TASK REQUIREMENTS
Looking at the data below, count the lines that contain the string "Динамика". Write only the total.

Items from a data source:
__________

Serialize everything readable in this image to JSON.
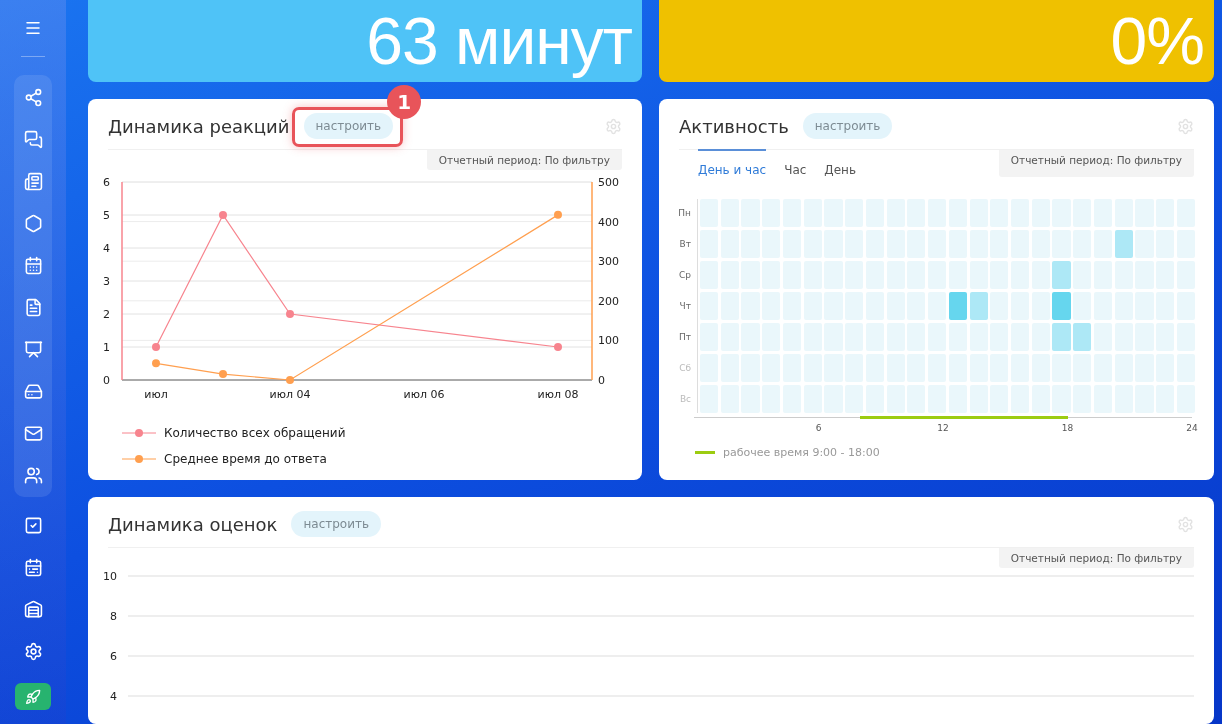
{
  "top_cards": [
    {
      "value": "63 минут",
      "color": "#4fc3f7"
    },
    {
      "value": "0%",
      "color": "#efc100"
    }
  ],
  "reactions": {
    "title": "Динамика реакций",
    "configure": {
      "label": "настроить",
      "highlighted": true,
      "callout": "1"
    },
    "period": "Отчетный период: По фильтру",
    "chart_data": {
      "type": "line",
      "grid": true,
      "categories": [
        "июл",
        null,
        "июл 04",
        null,
        "июл 06",
        null,
        "июл 08"
      ],
      "ylim": [
        0,
        6
      ],
      "yticks": [
        0,
        1,
        2,
        3,
        4,
        5,
        6
      ],
      "y2lim": [
        0,
        500
      ],
      "y2ticks": [
        0,
        100,
        200,
        300,
        400,
        500
      ],
      "series": [
        {
          "name": "Количество всех обращений",
          "color": "#f7848e",
          "values": [
            1,
            5,
            2,
            null,
            null,
            null,
            1
          ],
          "marker": "circle"
        },
        {
          "name": "Среднее время до ответа",
          "color": "#ff9f4f",
          "values": [
            42,
            15,
            0,
            null,
            null,
            null,
            417
          ],
          "axis": "y2",
          "marker": "circle"
        }
      ]
    }
  },
  "activity": {
    "title": "Активность",
    "configure": {
      "label": "настроить"
    },
    "period": "Отчетный период: По фильтру",
    "tabs": [
      {
        "label": "День и час",
        "selected": true
      },
      {
        "label": "Час",
        "selected": false
      },
      {
        "label": "День",
        "selected": false
      }
    ],
    "rows": [
      {
        "label": "Пн",
        "dimmed": false,
        "cells": [
          {
            "color": "#eaf7fb"
          },
          {
            "color": "#eaf7fb"
          },
          {
            "color": "#eaf7fb"
          },
          {
            "color": "#eaf7fb"
          },
          {
            "color": "#eaf7fb"
          },
          {
            "color": "#eaf7fb"
          },
          {
            "color": "#eaf7fb"
          },
          {
            "color": "#eaf7fb"
          },
          {
            "color": "#eaf7fb"
          },
          {
            "color": "#eaf7fb"
          },
          {
            "color": "#eaf7fb"
          },
          {
            "color": "#eaf7fb"
          },
          {
            "color": "#eaf7fb"
          },
          {
            "color": "#eaf7fb"
          },
          {
            "color": "#eaf7fb"
          },
          {
            "color": "#eaf7fb"
          },
          {
            "color": "#eaf7fb"
          },
          {
            "color": "#eaf7fb"
          },
          {
            "color": "#eaf7fb"
          },
          {
            "color": "#eaf7fb"
          },
          {
            "color": "#eaf7fb"
          },
          {
            "color": "#eaf7fb"
          },
          {
            "color": "#eaf7fb"
          },
          {
            "color": "#eaf7fb"
          }
        ]
      },
      {
        "label": "Вт",
        "dimmed": false,
        "cells": [
          {
            "color": "#eaf7fb"
          },
          {
            "color": "#eaf7fb"
          },
          {
            "color": "#eaf7fb"
          },
          {
            "color": "#eaf7fb"
          },
          {
            "color": "#eaf7fb"
          },
          {
            "color": "#eaf7fb"
          },
          {
            "color": "#eaf7fb"
          },
          {
            "color": "#eaf7fb"
          },
          {
            "color": "#eaf7fb"
          },
          {
            "color": "#eaf7fb"
          },
          {
            "color": "#eaf7fb"
          },
          {
            "color": "#eaf7fb"
          },
          {
            "color": "#eaf7fb"
          },
          {
            "color": "#eaf7fb"
          },
          {
            "color": "#eaf7fb"
          },
          {
            "color": "#eaf7fb"
          },
          {
            "color": "#eaf7fb"
          },
          {
            "color": "#eaf7fb"
          },
          {
            "color": "#eaf7fb"
          },
          {
            "color": "#eaf7fb"
          },
          {
            "color": "#ade8f6"
          },
          {
            "color": "#eaf7fb"
          },
          {
            "color": "#eaf7fb"
          },
          {
            "color": "#eaf7fb"
          }
        ]
      },
      {
        "label": "Ср",
        "dimmed": false,
        "cells": [
          {
            "color": "#eaf7fb"
          },
          {
            "color": "#eaf7fb"
          },
          {
            "color": "#eaf7fb"
          },
          {
            "color": "#eaf7fb"
          },
          {
            "color": "#eaf7fb"
          },
          {
            "color": "#eaf7fb"
          },
          {
            "color": "#eaf7fb"
          },
          {
            "color": "#eaf7fb"
          },
          {
            "color": "#eaf7fb"
          },
          {
            "color": "#eaf7fb"
          },
          {
            "color": "#eaf7fb"
          },
          {
            "color": "#eaf7fb"
          },
          {
            "color": "#eaf7fb"
          },
          {
            "color": "#eaf7fb"
          },
          {
            "color": "#eaf7fb"
          },
          {
            "color": "#eaf7fb"
          },
          {
            "color": "#eaf7fb"
          },
          {
            "color": "#ade8f6"
          },
          {
            "color": "#eaf7fb"
          },
          {
            "color": "#eaf7fb"
          },
          {
            "color": "#eaf7fb"
          },
          {
            "color": "#eaf7fb"
          },
          {
            "color": "#eaf7fb"
          },
          {
            "color": "#eaf7fb"
          }
        ]
      },
      {
        "label": "Чт",
        "dimmed": false,
        "cells": [
          {
            "color": "#eaf7fb"
          },
          {
            "color": "#eaf7fb"
          },
          {
            "color": "#eaf7fb"
          },
          {
            "color": "#eaf7fb"
          },
          {
            "color": "#eaf7fb"
          },
          {
            "color": "#eaf7fb"
          },
          {
            "color": "#eaf7fb"
          },
          {
            "color": "#eaf7fb"
          },
          {
            "color": "#eaf7fb"
          },
          {
            "color": "#eaf7fb"
          },
          {
            "color": "#eaf7fb"
          },
          {
            "color": "#eaf7fb"
          },
          {
            "color": "#66d6ee"
          },
          {
            "color": "#ade8f6"
          },
          {
            "color": "#eaf7fb"
          },
          {
            "color": "#eaf7fb"
          },
          {
            "color": "#eaf7fb"
          },
          {
            "color": "#66d6ee"
          },
          {
            "color": "#eaf7fb"
          },
          {
            "color": "#eaf7fb"
          },
          {
            "color": "#eaf7fb"
          },
          {
            "color": "#eaf7fb"
          },
          {
            "color": "#eaf7fb"
          },
          {
            "color": "#eaf7fb"
          }
        ]
      },
      {
        "label": "Пт",
        "dimmed": false,
        "cells": [
          {
            "color": "#eaf7fb"
          },
          {
            "color": "#eaf7fb"
          },
          {
            "color": "#eaf7fb"
          },
          {
            "color": "#eaf7fb"
          },
          {
            "color": "#eaf7fb"
          },
          {
            "color": "#eaf7fb"
          },
          {
            "color": "#eaf7fb"
          },
          {
            "color": "#eaf7fb"
          },
          {
            "color": "#eaf7fb"
          },
          {
            "color": "#eaf7fb"
          },
          {
            "color": "#eaf7fb"
          },
          {
            "color": "#eaf7fb"
          },
          {
            "color": "#eaf7fb"
          },
          {
            "color": "#eaf7fb"
          },
          {
            "color": "#eaf7fb"
          },
          {
            "color": "#eaf7fb"
          },
          {
            "color": "#eaf7fb"
          },
          {
            "color": "#ade8f6"
          },
          {
            "color": "#ade8f6"
          },
          {
            "color": "#eaf7fb"
          },
          {
            "color": "#eaf7fb"
          },
          {
            "color": "#eaf7fb"
          },
          {
            "color": "#eaf7fb"
          },
          {
            "color": "#eaf7fb"
          }
        ]
      },
      {
        "label": "Сб",
        "dimmed": true,
        "cells": [
          {
            "color": "#eaf7fb"
          },
          {
            "color": "#eaf7fb"
          },
          {
            "color": "#eaf7fb"
          },
          {
            "color": "#eaf7fb"
          },
          {
            "color": "#eaf7fb"
          },
          {
            "color": "#eaf7fb"
          },
          {
            "color": "#eaf7fb"
          },
          {
            "color": "#eaf7fb"
          },
          {
            "color": "#eaf7fb"
          },
          {
            "color": "#eaf7fb"
          },
          {
            "color": "#eaf7fb"
          },
          {
            "color": "#eaf7fb"
          },
          {
            "color": "#eaf7fb"
          },
          {
            "color": "#eaf7fb"
          },
          {
            "color": "#eaf7fb"
          },
          {
            "color": "#eaf7fb"
          },
          {
            "color": "#eaf7fb"
          },
          {
            "color": "#eaf7fb"
          },
          {
            "color": "#eaf7fb"
          },
          {
            "color": "#eaf7fb"
          },
          {
            "color": "#eaf7fb"
          },
          {
            "color": "#eaf7fb"
          },
          {
            "color": "#eaf7fb"
          },
          {
            "color": "#eaf7fb"
          }
        ]
      },
      {
        "label": "Вс",
        "dimmed": true,
        "cells": [
          {
            "color": "#eaf7fb"
          },
          {
            "color": "#eaf7fb"
          },
          {
            "color": "#eaf7fb"
          },
          {
            "color": "#eaf7fb"
          },
          {
            "color": "#eaf7fb"
          },
          {
            "color": "#eaf7fb"
          },
          {
            "color": "#eaf7fb"
          },
          {
            "color": "#eaf7fb"
          },
          {
            "color": "#eaf7fb"
          },
          {
            "color": "#eaf7fb"
          },
          {
            "color": "#eaf7fb"
          },
          {
            "color": "#eaf7fb"
          },
          {
            "color": "#eaf7fb"
          },
          {
            "color": "#eaf7fb"
          },
          {
            "color": "#eaf7fb"
          },
          {
            "color": "#eaf7fb"
          },
          {
            "color": "#eaf7fb"
          },
          {
            "color": "#eaf7fb"
          },
          {
            "color": "#eaf7fb"
          },
          {
            "color": "#eaf7fb"
          },
          {
            "color": "#eaf7fb"
          },
          {
            "color": "#eaf7fb"
          },
          {
            "color": "#eaf7fb"
          },
          {
            "color": "#eaf7fb"
          }
        ]
      }
    ],
    "hour_ticks": [
      "6",
      "12",
      "18",
      "24"
    ],
    "legend": "рабочее время 9:00 - 18:00"
  },
  "ratings": {
    "title": "Динамика оценок",
    "configure": {
      "label": "настроить"
    },
    "period": "Отчетный период: По фильтру",
    "chart_data": {
      "type": "line",
      "categories": [
        null
      ],
      "grid": true,
      "ylim": [
        4,
        10
      ],
      "yticks": [
        4,
        6,
        8,
        10
      ]
    }
  }
}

__________

TASK OUTPUT
2